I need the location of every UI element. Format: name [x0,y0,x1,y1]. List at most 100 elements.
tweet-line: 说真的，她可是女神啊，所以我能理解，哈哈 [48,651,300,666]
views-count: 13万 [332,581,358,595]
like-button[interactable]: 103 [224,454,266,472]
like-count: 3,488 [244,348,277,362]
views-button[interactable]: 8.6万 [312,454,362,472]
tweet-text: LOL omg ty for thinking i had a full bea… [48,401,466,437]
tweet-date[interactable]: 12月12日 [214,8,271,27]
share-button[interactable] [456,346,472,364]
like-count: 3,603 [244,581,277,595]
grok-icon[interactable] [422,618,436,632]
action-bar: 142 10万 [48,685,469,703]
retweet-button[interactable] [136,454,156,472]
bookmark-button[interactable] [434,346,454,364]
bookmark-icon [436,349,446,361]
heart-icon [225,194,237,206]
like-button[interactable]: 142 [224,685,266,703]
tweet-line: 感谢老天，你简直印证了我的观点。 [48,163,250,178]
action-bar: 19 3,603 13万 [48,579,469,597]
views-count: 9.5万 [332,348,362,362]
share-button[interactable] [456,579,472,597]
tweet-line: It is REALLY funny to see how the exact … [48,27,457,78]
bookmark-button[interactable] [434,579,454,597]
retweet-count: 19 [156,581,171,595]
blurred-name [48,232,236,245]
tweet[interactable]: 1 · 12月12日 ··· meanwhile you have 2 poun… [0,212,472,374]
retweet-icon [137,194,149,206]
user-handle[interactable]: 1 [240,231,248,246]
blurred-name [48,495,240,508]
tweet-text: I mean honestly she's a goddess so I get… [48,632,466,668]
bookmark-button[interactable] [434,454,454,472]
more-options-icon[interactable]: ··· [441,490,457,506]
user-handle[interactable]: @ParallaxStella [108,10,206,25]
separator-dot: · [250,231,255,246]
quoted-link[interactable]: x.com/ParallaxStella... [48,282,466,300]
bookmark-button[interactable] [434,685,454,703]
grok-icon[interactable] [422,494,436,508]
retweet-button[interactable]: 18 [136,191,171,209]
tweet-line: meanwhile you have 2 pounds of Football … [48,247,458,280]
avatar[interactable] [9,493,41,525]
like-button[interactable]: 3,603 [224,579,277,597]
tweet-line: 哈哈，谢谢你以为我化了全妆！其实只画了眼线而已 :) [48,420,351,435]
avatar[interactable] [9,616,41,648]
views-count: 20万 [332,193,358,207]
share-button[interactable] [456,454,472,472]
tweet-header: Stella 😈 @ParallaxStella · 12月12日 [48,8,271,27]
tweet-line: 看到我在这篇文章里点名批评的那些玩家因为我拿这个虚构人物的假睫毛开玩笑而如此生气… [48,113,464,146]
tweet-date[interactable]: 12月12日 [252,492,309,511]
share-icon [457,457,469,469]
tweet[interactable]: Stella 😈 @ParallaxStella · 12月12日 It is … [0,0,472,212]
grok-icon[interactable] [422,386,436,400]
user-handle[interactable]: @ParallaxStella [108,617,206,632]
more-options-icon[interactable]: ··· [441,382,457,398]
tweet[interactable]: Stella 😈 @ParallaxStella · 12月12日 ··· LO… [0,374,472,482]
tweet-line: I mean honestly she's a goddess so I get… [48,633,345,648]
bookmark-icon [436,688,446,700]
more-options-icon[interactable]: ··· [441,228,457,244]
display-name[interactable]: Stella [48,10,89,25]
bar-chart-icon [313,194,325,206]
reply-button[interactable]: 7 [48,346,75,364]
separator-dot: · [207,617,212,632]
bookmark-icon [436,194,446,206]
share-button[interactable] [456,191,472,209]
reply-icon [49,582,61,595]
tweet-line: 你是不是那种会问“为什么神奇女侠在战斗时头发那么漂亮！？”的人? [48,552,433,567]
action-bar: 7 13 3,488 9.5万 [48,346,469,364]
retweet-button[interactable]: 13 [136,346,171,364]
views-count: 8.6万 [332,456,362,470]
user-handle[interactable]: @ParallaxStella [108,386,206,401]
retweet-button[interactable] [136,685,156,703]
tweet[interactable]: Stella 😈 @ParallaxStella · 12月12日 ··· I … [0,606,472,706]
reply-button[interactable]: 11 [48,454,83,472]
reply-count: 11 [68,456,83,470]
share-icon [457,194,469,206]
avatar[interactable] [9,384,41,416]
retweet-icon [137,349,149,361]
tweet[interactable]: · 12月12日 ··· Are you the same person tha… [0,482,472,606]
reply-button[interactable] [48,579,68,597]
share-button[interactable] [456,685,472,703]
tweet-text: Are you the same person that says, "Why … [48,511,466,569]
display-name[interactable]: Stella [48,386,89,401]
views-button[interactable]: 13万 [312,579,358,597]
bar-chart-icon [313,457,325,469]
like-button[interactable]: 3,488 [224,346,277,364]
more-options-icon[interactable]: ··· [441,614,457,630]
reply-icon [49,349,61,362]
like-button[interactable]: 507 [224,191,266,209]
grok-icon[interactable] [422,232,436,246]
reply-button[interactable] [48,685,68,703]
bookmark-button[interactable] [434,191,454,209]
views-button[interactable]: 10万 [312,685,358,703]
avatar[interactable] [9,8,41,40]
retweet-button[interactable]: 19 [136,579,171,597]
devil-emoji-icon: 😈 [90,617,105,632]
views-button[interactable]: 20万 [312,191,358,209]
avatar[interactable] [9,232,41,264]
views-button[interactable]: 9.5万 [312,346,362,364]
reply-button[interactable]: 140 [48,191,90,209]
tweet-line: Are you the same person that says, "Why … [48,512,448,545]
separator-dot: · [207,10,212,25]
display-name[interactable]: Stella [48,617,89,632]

— TASK GOAL —
Beginning with the first row and continuing through the row containing "tweet-text: LOL omg", rewrite those rows with "like-count" changed to "favorite-count" and everything else left as it is.

— THE ANSWER —
I need the location of every UI element. Format: name [x0,y0,x1,y1]. List at most 100 elements.
tweet-line: 说真的，她可是女神啊，所以我能理解，哈哈 [48,651,300,666]
views-count: 13万 [332,581,358,595]
like-button[interactable]: 103 [224,454,266,472]
favorite-count: 3,488 [244,348,277,362]
views-button[interactable]: 8.6万 [312,454,362,472]
tweet-text: LOL omg ty for thinking i had a full bea… [48,401,466,437]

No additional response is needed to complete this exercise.